■ **SET PROBLEM**: Pull out every line in the data that has the string "одной" in it.

[BEGIN LISTING]

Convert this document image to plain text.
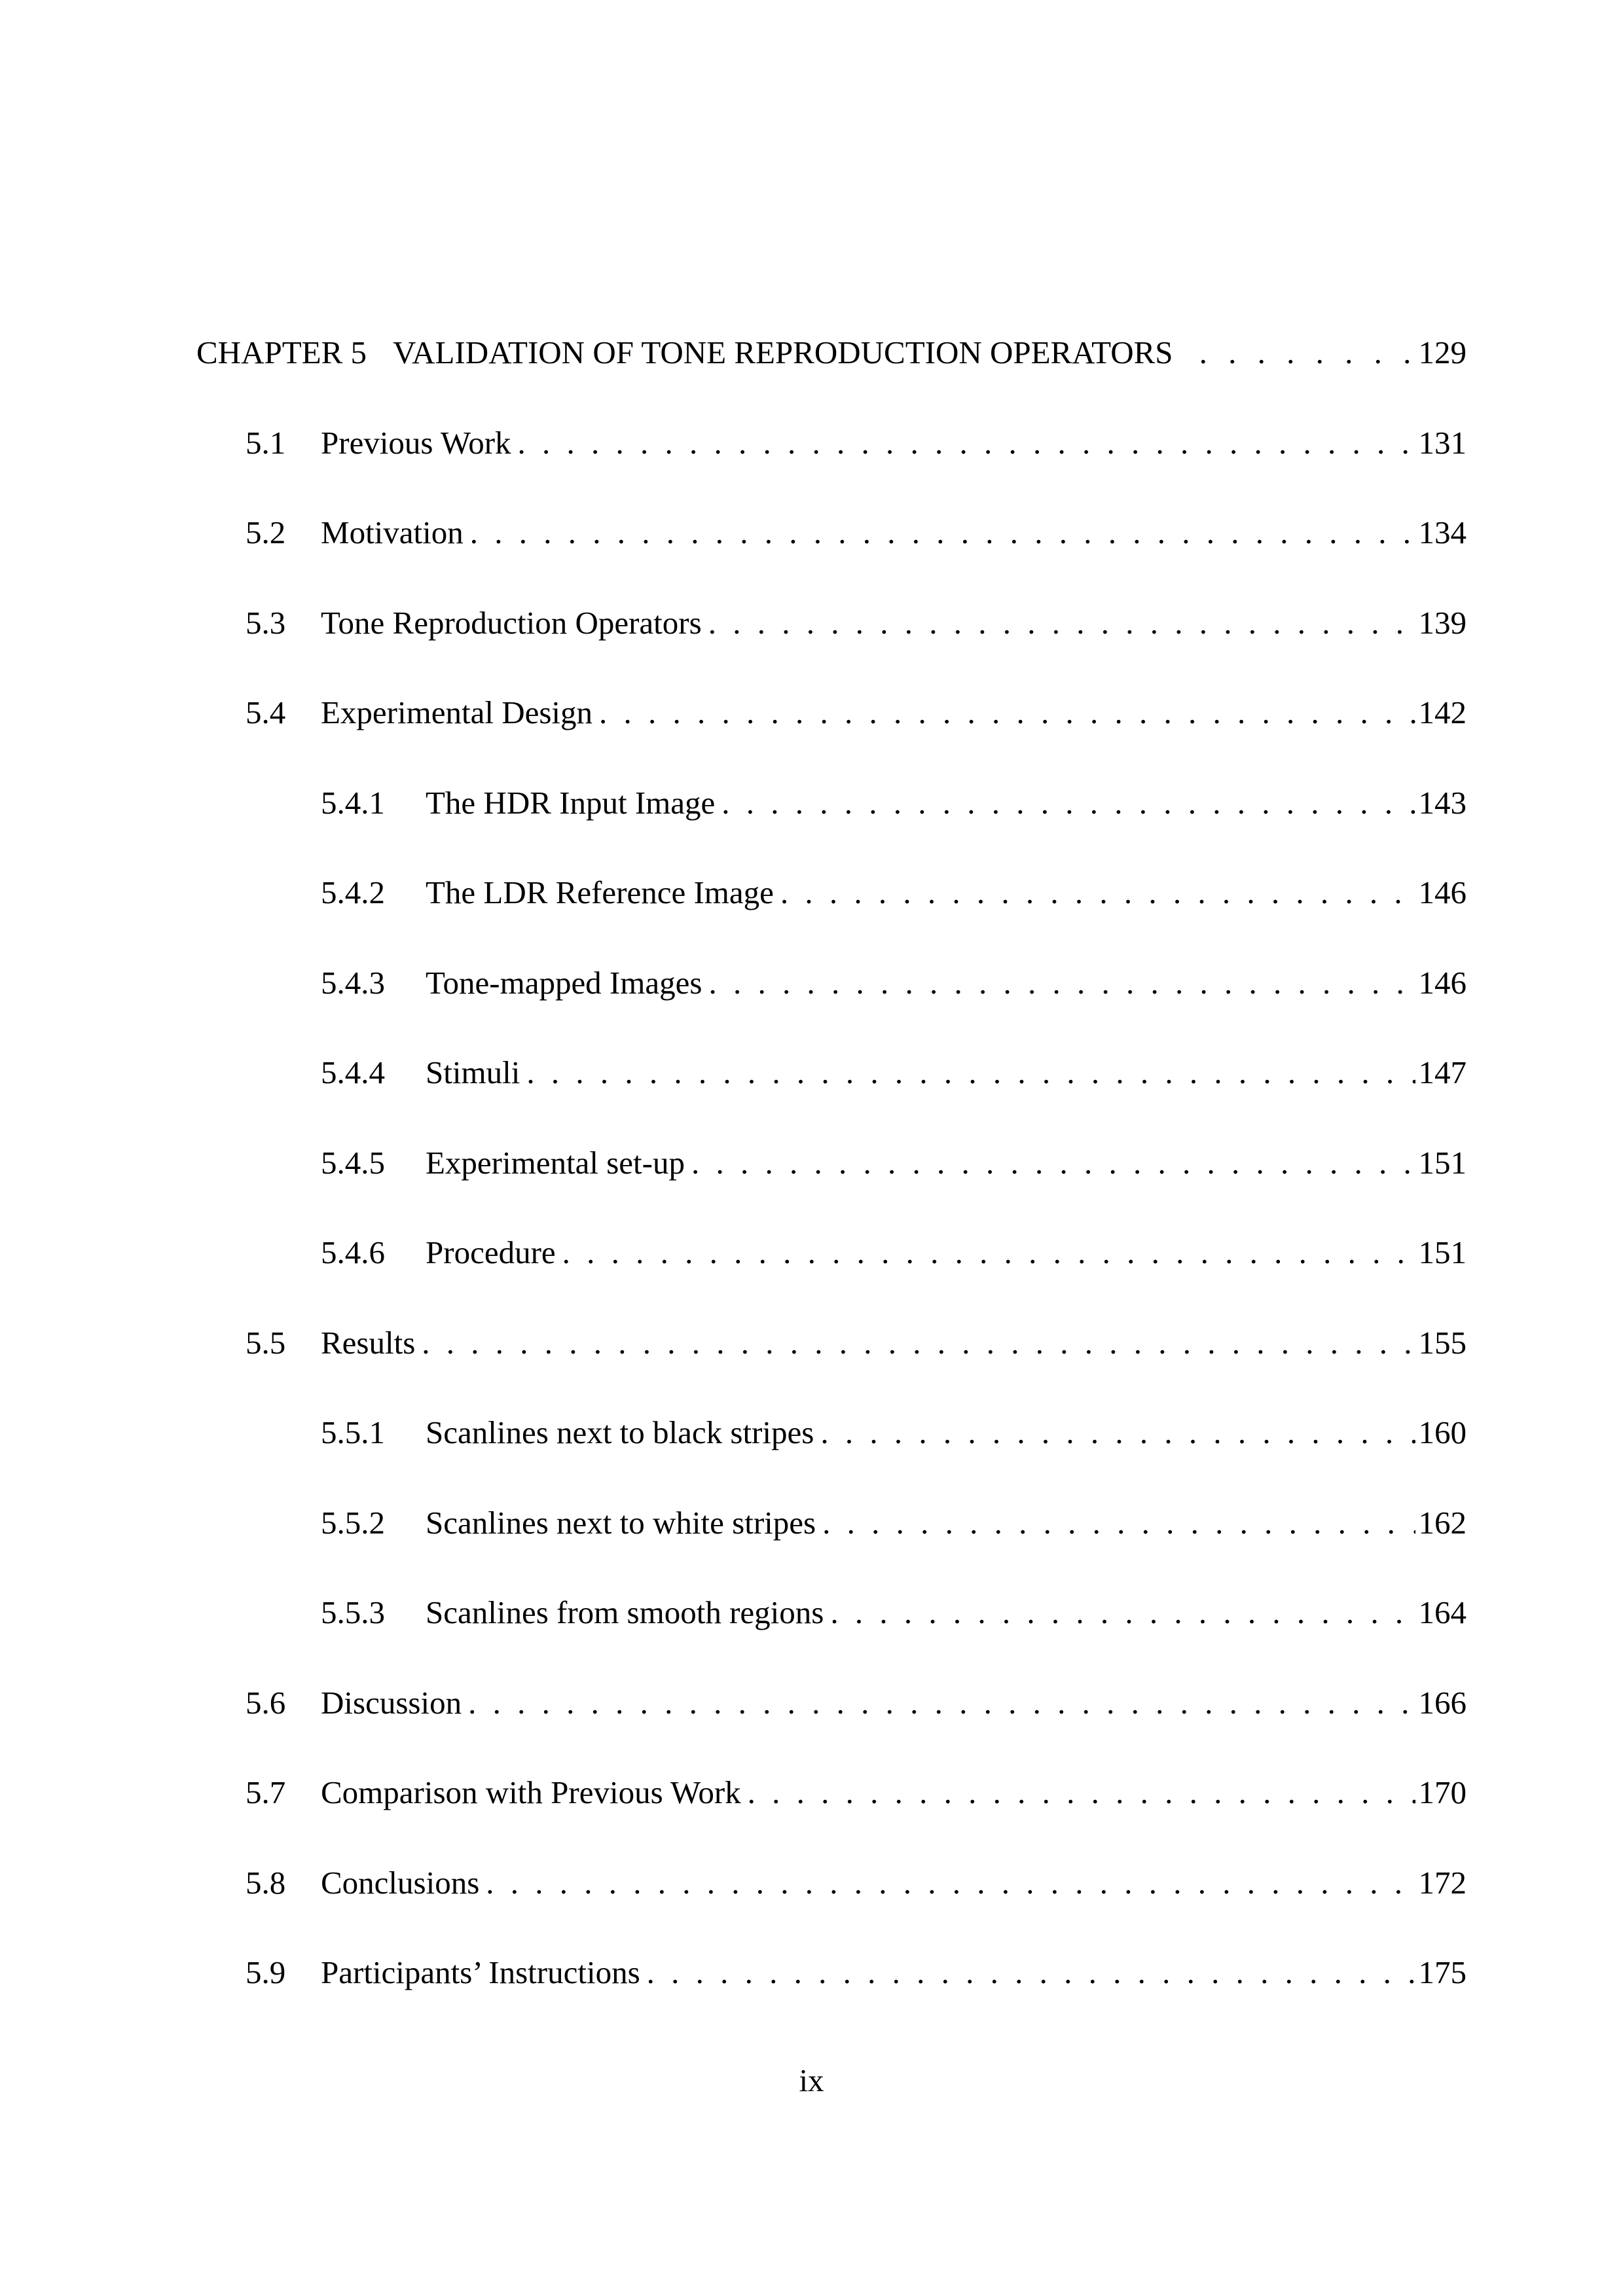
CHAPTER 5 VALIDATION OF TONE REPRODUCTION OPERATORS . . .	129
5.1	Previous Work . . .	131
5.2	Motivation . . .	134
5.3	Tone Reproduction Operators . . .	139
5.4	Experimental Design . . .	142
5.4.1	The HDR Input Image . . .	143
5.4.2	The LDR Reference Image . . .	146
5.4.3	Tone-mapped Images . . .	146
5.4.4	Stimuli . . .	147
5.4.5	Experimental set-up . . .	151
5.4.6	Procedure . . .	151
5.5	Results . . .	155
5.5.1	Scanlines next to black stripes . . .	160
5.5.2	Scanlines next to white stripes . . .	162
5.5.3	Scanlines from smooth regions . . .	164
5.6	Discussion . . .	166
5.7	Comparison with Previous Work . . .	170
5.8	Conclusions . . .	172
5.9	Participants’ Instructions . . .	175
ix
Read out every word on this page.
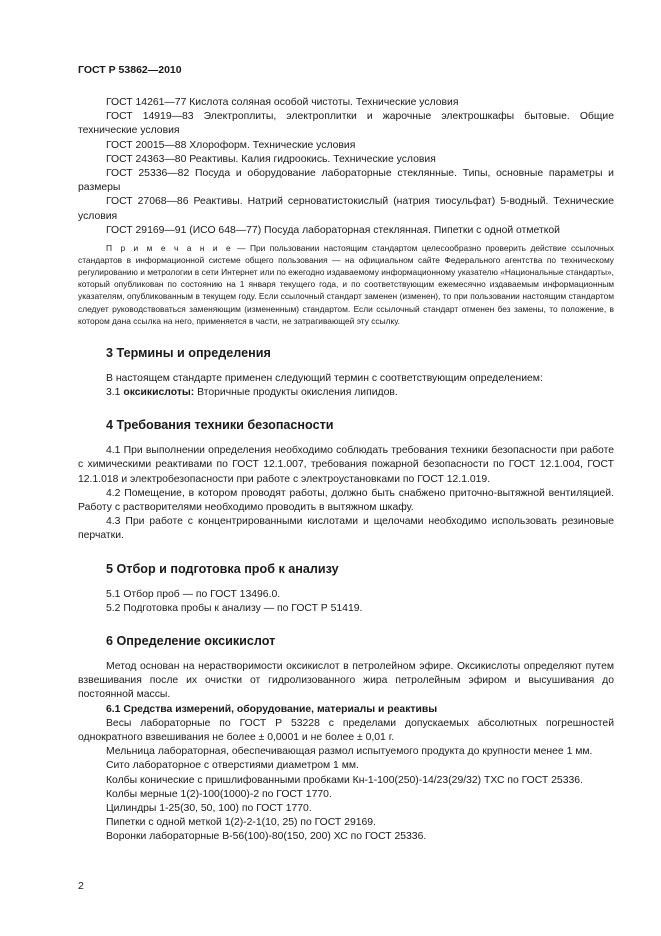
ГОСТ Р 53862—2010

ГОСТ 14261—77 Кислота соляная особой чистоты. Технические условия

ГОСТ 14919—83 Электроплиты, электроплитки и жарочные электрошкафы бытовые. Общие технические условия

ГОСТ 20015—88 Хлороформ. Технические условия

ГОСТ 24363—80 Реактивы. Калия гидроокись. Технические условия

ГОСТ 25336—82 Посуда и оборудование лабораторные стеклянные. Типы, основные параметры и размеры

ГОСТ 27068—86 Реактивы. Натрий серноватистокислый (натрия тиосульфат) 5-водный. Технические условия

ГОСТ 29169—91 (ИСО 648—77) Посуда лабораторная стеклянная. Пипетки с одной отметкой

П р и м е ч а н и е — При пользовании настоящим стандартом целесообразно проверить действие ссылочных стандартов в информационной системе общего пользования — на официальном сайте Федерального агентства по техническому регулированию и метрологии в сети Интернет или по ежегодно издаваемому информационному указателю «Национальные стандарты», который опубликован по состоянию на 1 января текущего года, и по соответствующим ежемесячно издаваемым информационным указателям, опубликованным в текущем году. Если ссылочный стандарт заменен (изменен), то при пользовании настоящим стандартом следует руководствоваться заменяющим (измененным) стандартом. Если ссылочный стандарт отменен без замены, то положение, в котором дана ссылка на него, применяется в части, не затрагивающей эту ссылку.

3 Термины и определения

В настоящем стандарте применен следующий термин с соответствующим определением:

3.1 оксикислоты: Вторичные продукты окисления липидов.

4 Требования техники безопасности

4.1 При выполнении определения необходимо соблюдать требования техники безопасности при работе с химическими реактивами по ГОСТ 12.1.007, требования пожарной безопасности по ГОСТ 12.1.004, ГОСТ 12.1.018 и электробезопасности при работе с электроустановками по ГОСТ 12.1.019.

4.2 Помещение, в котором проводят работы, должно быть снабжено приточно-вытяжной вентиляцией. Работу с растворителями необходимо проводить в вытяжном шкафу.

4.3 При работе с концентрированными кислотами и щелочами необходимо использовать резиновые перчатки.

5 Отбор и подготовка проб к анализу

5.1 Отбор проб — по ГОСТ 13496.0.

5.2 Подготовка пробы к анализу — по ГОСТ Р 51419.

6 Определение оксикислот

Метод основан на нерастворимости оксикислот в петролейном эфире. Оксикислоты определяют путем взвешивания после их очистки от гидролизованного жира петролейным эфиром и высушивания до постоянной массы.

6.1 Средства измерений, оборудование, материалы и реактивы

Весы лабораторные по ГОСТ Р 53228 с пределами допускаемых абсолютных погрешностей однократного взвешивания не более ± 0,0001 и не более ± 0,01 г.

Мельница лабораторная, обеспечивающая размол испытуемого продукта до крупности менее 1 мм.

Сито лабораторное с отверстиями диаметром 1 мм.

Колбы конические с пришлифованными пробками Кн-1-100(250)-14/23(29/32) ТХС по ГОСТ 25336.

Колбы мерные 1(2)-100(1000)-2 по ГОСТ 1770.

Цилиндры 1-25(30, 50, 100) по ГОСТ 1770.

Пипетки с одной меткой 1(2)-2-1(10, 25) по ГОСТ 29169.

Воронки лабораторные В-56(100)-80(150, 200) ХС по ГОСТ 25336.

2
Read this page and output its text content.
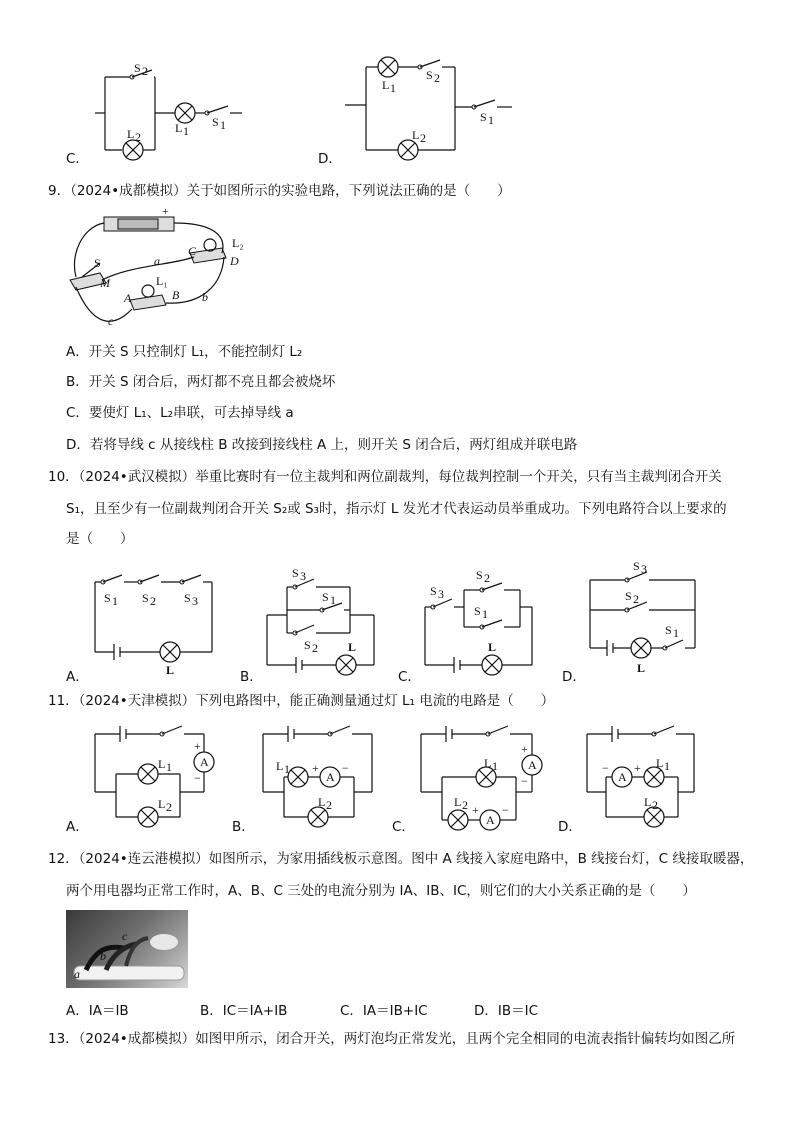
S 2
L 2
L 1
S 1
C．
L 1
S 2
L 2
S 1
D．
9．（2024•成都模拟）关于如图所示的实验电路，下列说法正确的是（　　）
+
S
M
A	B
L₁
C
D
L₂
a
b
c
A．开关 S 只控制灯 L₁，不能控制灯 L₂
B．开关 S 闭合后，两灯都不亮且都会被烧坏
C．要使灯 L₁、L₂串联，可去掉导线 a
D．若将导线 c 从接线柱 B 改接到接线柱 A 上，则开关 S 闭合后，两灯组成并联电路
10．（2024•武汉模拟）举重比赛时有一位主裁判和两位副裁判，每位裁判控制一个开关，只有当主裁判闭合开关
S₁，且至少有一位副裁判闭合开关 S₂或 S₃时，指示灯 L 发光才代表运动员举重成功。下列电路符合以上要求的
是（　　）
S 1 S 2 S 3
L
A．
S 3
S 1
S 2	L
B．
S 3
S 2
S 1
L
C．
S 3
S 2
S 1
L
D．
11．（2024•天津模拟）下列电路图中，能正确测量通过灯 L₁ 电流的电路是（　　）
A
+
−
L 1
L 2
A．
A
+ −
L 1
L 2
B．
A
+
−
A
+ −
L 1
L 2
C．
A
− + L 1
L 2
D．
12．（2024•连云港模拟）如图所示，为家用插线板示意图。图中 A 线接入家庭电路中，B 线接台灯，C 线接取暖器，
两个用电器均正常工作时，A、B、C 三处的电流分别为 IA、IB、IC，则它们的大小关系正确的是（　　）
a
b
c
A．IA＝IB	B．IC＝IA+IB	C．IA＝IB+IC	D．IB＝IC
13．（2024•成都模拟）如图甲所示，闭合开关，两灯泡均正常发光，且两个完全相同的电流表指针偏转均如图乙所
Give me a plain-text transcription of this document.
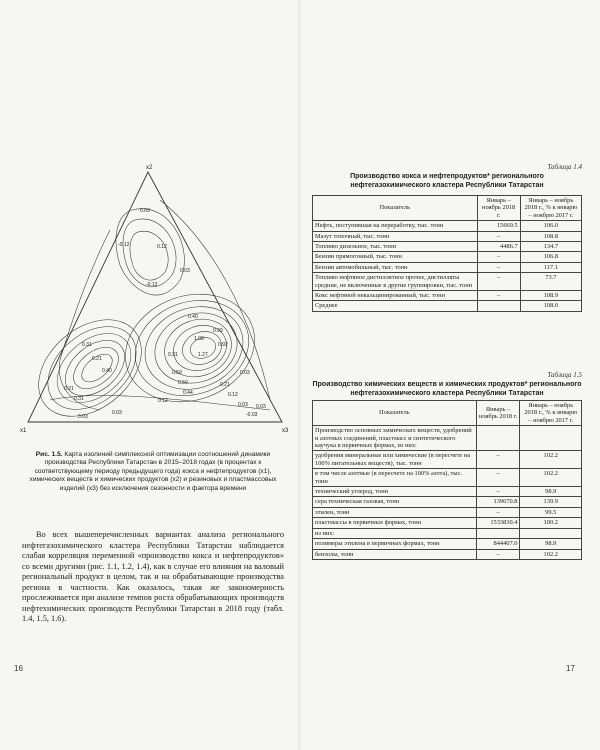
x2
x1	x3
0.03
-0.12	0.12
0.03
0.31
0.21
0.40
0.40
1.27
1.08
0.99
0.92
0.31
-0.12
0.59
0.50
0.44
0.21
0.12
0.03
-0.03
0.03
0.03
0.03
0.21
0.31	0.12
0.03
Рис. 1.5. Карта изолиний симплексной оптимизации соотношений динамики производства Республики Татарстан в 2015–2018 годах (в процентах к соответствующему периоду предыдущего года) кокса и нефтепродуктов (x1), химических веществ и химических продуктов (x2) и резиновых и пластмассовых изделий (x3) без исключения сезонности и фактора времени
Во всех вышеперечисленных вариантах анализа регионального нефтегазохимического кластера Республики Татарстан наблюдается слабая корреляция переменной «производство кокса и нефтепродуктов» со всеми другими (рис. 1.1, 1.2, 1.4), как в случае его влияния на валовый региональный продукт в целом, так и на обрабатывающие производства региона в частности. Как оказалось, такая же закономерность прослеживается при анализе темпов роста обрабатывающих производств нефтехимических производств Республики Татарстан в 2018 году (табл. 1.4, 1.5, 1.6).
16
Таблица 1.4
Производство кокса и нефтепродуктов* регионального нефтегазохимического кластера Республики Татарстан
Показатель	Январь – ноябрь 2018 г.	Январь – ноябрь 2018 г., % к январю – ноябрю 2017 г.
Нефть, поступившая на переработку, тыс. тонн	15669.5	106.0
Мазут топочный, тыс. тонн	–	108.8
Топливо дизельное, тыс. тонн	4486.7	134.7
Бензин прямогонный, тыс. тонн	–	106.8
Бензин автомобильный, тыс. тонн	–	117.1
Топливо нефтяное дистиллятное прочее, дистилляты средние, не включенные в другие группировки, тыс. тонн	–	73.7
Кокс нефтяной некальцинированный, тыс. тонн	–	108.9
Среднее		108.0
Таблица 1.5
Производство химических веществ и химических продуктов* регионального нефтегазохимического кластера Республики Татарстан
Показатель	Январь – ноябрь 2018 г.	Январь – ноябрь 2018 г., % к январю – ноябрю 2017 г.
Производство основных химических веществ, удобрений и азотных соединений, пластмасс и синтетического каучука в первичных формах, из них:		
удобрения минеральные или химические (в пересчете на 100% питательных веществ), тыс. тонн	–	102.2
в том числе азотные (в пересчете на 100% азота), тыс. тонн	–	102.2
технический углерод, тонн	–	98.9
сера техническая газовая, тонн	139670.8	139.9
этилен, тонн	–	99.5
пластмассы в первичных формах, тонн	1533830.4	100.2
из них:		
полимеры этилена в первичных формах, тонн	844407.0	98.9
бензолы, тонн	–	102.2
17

[END LISTING]

■ **RESPONSE TO THE TASK**:
ГОСТ 29169—91 (ИСО 648—77) Посуда лабораторная стеклянная. Пипетки с одной отметкой
Пипетки с одной меткой 1(2)-2-1(10, 25) по ГОСТ 29169.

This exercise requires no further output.